§ **PROBLEM**: Below are some records; work out how many of their lines contain "sigma" and give the number only.

== DATASET ENTRIES

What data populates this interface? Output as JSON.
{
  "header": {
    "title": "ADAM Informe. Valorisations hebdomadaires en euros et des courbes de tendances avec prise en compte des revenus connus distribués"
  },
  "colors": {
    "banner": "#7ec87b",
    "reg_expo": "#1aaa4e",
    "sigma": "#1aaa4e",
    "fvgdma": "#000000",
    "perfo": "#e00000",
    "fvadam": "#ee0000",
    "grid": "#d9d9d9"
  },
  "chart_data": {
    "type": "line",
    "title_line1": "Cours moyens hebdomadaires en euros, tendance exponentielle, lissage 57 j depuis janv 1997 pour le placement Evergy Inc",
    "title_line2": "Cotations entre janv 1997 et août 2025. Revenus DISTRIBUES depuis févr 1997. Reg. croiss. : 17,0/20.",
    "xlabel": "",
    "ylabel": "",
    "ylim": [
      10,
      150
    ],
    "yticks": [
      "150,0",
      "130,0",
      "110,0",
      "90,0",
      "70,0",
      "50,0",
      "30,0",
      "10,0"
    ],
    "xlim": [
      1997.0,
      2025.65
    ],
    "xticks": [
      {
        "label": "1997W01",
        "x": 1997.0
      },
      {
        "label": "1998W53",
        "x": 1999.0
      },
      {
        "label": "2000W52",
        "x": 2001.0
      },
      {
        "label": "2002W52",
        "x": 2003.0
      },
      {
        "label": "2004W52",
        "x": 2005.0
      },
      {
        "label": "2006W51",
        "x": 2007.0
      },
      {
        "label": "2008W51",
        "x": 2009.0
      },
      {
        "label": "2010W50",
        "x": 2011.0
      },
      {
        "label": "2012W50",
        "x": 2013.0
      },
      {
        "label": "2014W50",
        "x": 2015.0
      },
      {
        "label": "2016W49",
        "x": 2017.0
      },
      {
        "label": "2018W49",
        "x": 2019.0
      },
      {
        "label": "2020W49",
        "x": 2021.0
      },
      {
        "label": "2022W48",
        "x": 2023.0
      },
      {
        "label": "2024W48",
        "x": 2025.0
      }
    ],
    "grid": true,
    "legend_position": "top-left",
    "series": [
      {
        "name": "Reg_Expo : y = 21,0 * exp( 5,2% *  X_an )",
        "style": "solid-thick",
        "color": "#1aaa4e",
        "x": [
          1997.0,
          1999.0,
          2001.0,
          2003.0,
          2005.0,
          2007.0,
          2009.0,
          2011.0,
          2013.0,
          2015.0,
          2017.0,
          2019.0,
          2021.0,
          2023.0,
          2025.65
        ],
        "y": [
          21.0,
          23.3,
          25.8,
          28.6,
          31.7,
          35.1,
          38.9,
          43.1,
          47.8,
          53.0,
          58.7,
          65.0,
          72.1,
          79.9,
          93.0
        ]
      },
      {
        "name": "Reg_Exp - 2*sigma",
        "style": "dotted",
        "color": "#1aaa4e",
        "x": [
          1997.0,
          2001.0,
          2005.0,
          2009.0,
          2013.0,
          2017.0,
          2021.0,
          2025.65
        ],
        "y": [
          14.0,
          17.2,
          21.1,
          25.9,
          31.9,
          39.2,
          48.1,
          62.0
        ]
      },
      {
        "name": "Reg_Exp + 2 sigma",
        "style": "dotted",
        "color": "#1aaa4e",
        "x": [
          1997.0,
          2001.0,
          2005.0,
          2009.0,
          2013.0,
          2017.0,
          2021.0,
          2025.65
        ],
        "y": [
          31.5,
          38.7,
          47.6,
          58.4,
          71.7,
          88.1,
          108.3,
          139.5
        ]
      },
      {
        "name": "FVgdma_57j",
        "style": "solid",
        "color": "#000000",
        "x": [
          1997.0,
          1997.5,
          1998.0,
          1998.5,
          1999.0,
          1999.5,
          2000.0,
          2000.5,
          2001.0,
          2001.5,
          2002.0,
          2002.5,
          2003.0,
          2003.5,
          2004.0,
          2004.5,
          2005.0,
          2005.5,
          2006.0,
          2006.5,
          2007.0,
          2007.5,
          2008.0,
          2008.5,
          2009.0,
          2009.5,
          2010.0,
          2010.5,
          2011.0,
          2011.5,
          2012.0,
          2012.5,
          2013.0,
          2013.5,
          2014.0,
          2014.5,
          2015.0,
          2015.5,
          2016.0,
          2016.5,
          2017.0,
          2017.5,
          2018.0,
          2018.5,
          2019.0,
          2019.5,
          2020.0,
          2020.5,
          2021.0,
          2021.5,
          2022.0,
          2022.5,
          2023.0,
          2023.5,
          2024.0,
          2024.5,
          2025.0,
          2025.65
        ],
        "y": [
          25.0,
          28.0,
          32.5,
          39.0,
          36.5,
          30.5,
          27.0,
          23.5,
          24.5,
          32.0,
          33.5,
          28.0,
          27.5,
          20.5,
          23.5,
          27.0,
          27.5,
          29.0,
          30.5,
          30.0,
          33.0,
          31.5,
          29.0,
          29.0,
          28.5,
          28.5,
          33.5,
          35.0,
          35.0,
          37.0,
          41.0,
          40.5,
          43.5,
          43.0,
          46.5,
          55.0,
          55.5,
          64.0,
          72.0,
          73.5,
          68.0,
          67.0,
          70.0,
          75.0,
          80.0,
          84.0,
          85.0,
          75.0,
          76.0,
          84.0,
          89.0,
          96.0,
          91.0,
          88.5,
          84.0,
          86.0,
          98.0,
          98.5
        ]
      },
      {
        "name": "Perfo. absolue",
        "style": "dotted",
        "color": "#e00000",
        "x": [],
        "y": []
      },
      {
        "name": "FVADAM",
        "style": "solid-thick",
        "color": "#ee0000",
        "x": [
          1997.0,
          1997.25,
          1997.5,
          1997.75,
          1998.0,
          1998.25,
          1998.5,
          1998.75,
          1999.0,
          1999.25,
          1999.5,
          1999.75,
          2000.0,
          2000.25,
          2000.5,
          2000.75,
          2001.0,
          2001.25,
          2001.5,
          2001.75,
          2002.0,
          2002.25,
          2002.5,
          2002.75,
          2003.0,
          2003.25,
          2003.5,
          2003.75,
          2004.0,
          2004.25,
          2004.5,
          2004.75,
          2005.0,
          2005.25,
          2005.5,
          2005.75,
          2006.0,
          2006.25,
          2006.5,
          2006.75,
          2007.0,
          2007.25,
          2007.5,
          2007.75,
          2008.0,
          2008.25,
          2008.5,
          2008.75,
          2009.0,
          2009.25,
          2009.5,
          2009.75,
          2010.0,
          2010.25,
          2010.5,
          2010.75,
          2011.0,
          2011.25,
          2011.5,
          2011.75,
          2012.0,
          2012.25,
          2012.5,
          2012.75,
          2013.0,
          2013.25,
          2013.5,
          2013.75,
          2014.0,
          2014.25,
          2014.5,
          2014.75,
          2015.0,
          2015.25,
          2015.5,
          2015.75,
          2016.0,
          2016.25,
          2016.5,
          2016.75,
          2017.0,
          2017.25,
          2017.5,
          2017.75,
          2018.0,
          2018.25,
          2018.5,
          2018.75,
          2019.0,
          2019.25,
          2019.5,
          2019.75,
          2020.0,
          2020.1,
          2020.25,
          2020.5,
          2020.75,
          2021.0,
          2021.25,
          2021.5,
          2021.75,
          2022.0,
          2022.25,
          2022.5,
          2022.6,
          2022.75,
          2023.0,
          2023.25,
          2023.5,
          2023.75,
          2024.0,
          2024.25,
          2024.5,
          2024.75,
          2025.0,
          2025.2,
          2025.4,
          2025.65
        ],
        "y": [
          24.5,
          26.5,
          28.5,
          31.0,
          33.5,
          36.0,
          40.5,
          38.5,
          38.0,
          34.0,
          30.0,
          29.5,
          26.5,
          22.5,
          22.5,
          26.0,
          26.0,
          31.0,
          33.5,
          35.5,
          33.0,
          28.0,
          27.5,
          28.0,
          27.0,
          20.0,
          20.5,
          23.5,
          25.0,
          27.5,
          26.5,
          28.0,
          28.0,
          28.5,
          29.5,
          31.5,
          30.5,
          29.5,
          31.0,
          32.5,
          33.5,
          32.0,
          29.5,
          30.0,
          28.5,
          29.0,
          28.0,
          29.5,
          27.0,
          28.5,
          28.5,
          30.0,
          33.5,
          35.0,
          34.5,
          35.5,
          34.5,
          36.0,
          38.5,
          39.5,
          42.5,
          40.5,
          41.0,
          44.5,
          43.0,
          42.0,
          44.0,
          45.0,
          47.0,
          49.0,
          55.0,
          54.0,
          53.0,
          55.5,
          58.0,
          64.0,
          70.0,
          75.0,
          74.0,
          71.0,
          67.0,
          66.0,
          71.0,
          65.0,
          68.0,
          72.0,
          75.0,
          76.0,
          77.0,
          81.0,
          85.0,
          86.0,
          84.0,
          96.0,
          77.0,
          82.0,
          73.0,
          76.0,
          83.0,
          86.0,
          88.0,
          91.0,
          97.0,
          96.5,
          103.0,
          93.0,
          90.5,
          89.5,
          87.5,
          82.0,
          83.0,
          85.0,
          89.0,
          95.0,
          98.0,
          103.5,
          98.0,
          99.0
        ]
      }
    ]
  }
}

====

§ **ANSWER FOR THIS EXERCISE**: 3